** START OF Supplied material **
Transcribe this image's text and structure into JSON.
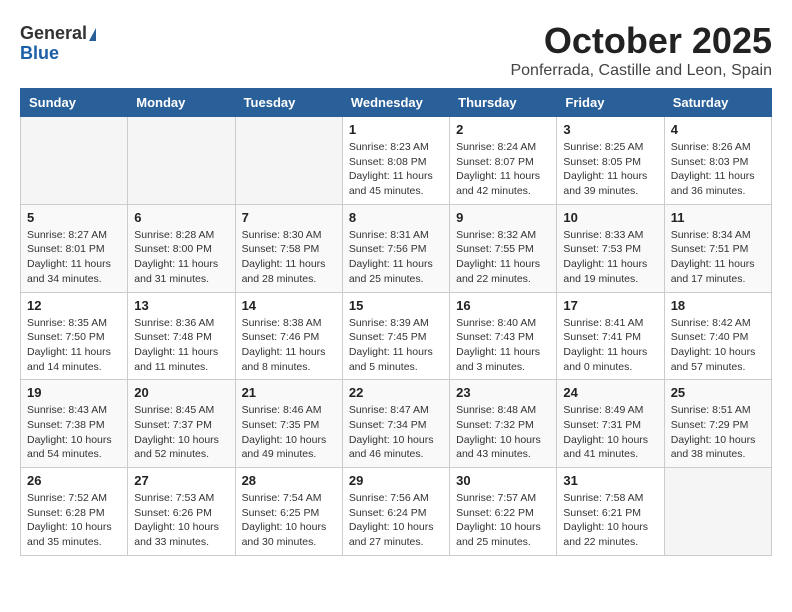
{
  "logo": {
    "general": "General",
    "blue": "Blue"
  },
  "header": {
    "title": "October 2025",
    "subtitle": "Ponferrada, Castille and Leon, Spain"
  },
  "weekdays": [
    "Sunday",
    "Monday",
    "Tuesday",
    "Wednesday",
    "Thursday",
    "Friday",
    "Saturday"
  ],
  "weeks": [
    [
      {
        "day": "",
        "info": ""
      },
      {
        "day": "",
        "info": ""
      },
      {
        "day": "",
        "info": ""
      },
      {
        "day": "1",
        "info": "Sunrise: 8:23 AM\nSunset: 8:08 PM\nDaylight: 11 hours\nand 45 minutes."
      },
      {
        "day": "2",
        "info": "Sunrise: 8:24 AM\nSunset: 8:07 PM\nDaylight: 11 hours\nand 42 minutes."
      },
      {
        "day": "3",
        "info": "Sunrise: 8:25 AM\nSunset: 8:05 PM\nDaylight: 11 hours\nand 39 minutes."
      },
      {
        "day": "4",
        "info": "Sunrise: 8:26 AM\nSunset: 8:03 PM\nDaylight: 11 hours\nand 36 minutes."
      }
    ],
    [
      {
        "day": "5",
        "info": "Sunrise: 8:27 AM\nSunset: 8:01 PM\nDaylight: 11 hours\nand 34 minutes."
      },
      {
        "day": "6",
        "info": "Sunrise: 8:28 AM\nSunset: 8:00 PM\nDaylight: 11 hours\nand 31 minutes."
      },
      {
        "day": "7",
        "info": "Sunrise: 8:30 AM\nSunset: 7:58 PM\nDaylight: 11 hours\nand 28 minutes."
      },
      {
        "day": "8",
        "info": "Sunrise: 8:31 AM\nSunset: 7:56 PM\nDaylight: 11 hours\nand 25 minutes."
      },
      {
        "day": "9",
        "info": "Sunrise: 8:32 AM\nSunset: 7:55 PM\nDaylight: 11 hours\nand 22 minutes."
      },
      {
        "day": "10",
        "info": "Sunrise: 8:33 AM\nSunset: 7:53 PM\nDaylight: 11 hours\nand 19 minutes."
      },
      {
        "day": "11",
        "info": "Sunrise: 8:34 AM\nSunset: 7:51 PM\nDaylight: 11 hours\nand 17 minutes."
      }
    ],
    [
      {
        "day": "12",
        "info": "Sunrise: 8:35 AM\nSunset: 7:50 PM\nDaylight: 11 hours\nand 14 minutes."
      },
      {
        "day": "13",
        "info": "Sunrise: 8:36 AM\nSunset: 7:48 PM\nDaylight: 11 hours\nand 11 minutes."
      },
      {
        "day": "14",
        "info": "Sunrise: 8:38 AM\nSunset: 7:46 PM\nDaylight: 11 hours\nand 8 minutes."
      },
      {
        "day": "15",
        "info": "Sunrise: 8:39 AM\nSunset: 7:45 PM\nDaylight: 11 hours\nand 5 minutes."
      },
      {
        "day": "16",
        "info": "Sunrise: 8:40 AM\nSunset: 7:43 PM\nDaylight: 11 hours\nand 3 minutes."
      },
      {
        "day": "17",
        "info": "Sunrise: 8:41 AM\nSunset: 7:41 PM\nDaylight: 11 hours\nand 0 minutes."
      },
      {
        "day": "18",
        "info": "Sunrise: 8:42 AM\nSunset: 7:40 PM\nDaylight: 10 hours\nand 57 minutes."
      }
    ],
    [
      {
        "day": "19",
        "info": "Sunrise: 8:43 AM\nSunset: 7:38 PM\nDaylight: 10 hours\nand 54 minutes."
      },
      {
        "day": "20",
        "info": "Sunrise: 8:45 AM\nSunset: 7:37 PM\nDaylight: 10 hours\nand 52 minutes."
      },
      {
        "day": "21",
        "info": "Sunrise: 8:46 AM\nSunset: 7:35 PM\nDaylight: 10 hours\nand 49 minutes."
      },
      {
        "day": "22",
        "info": "Sunrise: 8:47 AM\nSunset: 7:34 PM\nDaylight: 10 hours\nand 46 minutes."
      },
      {
        "day": "23",
        "info": "Sunrise: 8:48 AM\nSunset: 7:32 PM\nDaylight: 10 hours\nand 43 minutes."
      },
      {
        "day": "24",
        "info": "Sunrise: 8:49 AM\nSunset: 7:31 PM\nDaylight: 10 hours\nand 41 minutes."
      },
      {
        "day": "25",
        "info": "Sunrise: 8:51 AM\nSunset: 7:29 PM\nDaylight: 10 hours\nand 38 minutes."
      }
    ],
    [
      {
        "day": "26",
        "info": "Sunrise: 7:52 AM\nSunset: 6:28 PM\nDaylight: 10 hours\nand 35 minutes."
      },
      {
        "day": "27",
        "info": "Sunrise: 7:53 AM\nSunset: 6:26 PM\nDaylight: 10 hours\nand 33 minutes."
      },
      {
        "day": "28",
        "info": "Sunrise: 7:54 AM\nSunset: 6:25 PM\nDaylight: 10 hours\nand 30 minutes."
      },
      {
        "day": "29",
        "info": "Sunrise: 7:56 AM\nSunset: 6:24 PM\nDaylight: 10 hours\nand 27 minutes."
      },
      {
        "day": "30",
        "info": "Sunrise: 7:57 AM\nSunset: 6:22 PM\nDaylight: 10 hours\nand 25 minutes."
      },
      {
        "day": "31",
        "info": "Sunrise: 7:58 AM\nSunset: 6:21 PM\nDaylight: 10 hours\nand 22 minutes."
      },
      {
        "day": "",
        "info": ""
      }
    ]
  ]
}
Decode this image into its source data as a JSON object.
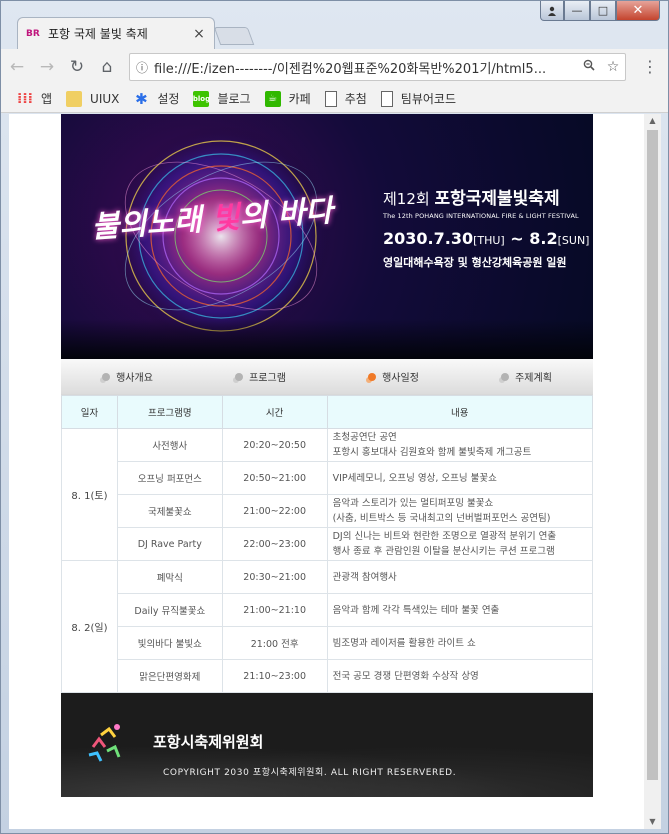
{
  "browser": {
    "tab_title": "포항 국제 불빛 축제",
    "favicon_text": "BR",
    "tab_close": "×",
    "url": "file:///E:/izen--------/이젠컴%20웹표준%20화목반%201기/html5...",
    "window_controls": {
      "minimize": "—",
      "maximize": "□",
      "close": "✕"
    }
  },
  "bookmarks": [
    {
      "icon": "apps-icon",
      "label": "앱"
    },
    {
      "icon": "folder-icon",
      "label": "UIUX"
    },
    {
      "icon": "gear-icon",
      "label": "설정"
    },
    {
      "icon": "blog-icon",
      "label": "블로그",
      "badge": "blog"
    },
    {
      "icon": "cafe-icon",
      "label": "카페"
    },
    {
      "icon": "doc-icon",
      "label": "추첨"
    },
    {
      "icon": "doc-icon",
      "label": "팀뷰어코드"
    }
  ],
  "hero": {
    "calligraphy_a": "불의노래",
    "calligraphy_b": "빛",
    "calligraphy_c": "의 바다",
    "edition_prefix": "제12회",
    "edition_title": "포항국제불빛축제",
    "english": "The 12th POHANG INTERNATIONAL FIRE & LIGHT FESTIVAL",
    "date_start": "2030.7.30",
    "date_start_day": "[THU]",
    "date_sep": "~",
    "date_end": "8.2",
    "date_end_day": "[SUN]",
    "venue": "영일대해수욕장 및 형산강체육공원 일원"
  },
  "nav": [
    {
      "label": "행사개요",
      "active": false
    },
    {
      "label": "프로그램",
      "active": false
    },
    {
      "label": "행사일정",
      "active": true
    },
    {
      "label": "주제계획",
      "active": false
    }
  ],
  "schedule": {
    "headers": [
      "일자",
      "프로그램명",
      "시간",
      "내용"
    ],
    "days": [
      {
        "date": "8. 1(토)",
        "rows": [
          {
            "program": "사전행사",
            "time": "20:20~20:50",
            "desc": [
              "초청공연단 공연",
              "포항시 홍보대사 김원효와 함께 불빛축제 개그공트"
            ]
          },
          {
            "program": "오프닝 퍼포먼스",
            "time": "20:50~21:00",
            "desc": [
              "VIP세레모니, 오프닝 영상, 오프닝 불꽃쇼"
            ]
          },
          {
            "program": "국제불꽃쇼",
            "time": "21:00~22:00",
            "desc": [
              "음악과 스토리가 있는 멀티퍼포밍 불꽃쇼",
              "(사춤, 비트박스 등 국내최고의 넌버벌퍼포먼스 공연팀)"
            ]
          },
          {
            "program": "DJ Rave Party",
            "time": "22:00~23:00",
            "desc": [
              "DJ의 신나는 비트와 현란한 조명으로 열광적 분위기 연출",
              "행사 종료 후 관람인원 이탈을 분산시키는 쿠션 프로그램"
            ]
          }
        ]
      },
      {
        "date": "8. 2(일)",
        "rows": [
          {
            "program": "폐막식",
            "time": "20:30~21:00",
            "desc": [
              "관광객 참여행사"
            ]
          },
          {
            "program": "Daily 뮤직불꽃쇼",
            "time": "21:00~21:10",
            "desc": [
              "음악과 함께 각각 특색있는 테마 불꽃 연출"
            ]
          },
          {
            "program": "빛의바다 불빛쇼",
            "time": "21:00 전후",
            "desc": [
              "빔조명과 레이저를 활용한 라이트 쇼"
            ]
          },
          {
            "program": "맑은단편영화제",
            "time": "21:10~23:00",
            "desc": [
              "전국 공모 경쟁 단편영화 수상작 상영"
            ]
          }
        ]
      }
    ]
  },
  "footer": {
    "org": "포항시축제위원회",
    "copyright": "COPYRIGHT 2030 포항시축제위원회. ALL RIGHT RESERVERED."
  },
  "colors": {
    "header_cell_bg": "#e9fbfd",
    "active_nav_dot": "#f07a28",
    "footer_bg": "#1c1c1c",
    "close_button": "#c4442e"
  }
}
** END OF Supplied material **
### Directive
Review the preceding data and report every line that includes the string "this".

### Response to the exercise
Transcribe this image's text and structure into JSON.
Decode this image into its source data as a JSON object.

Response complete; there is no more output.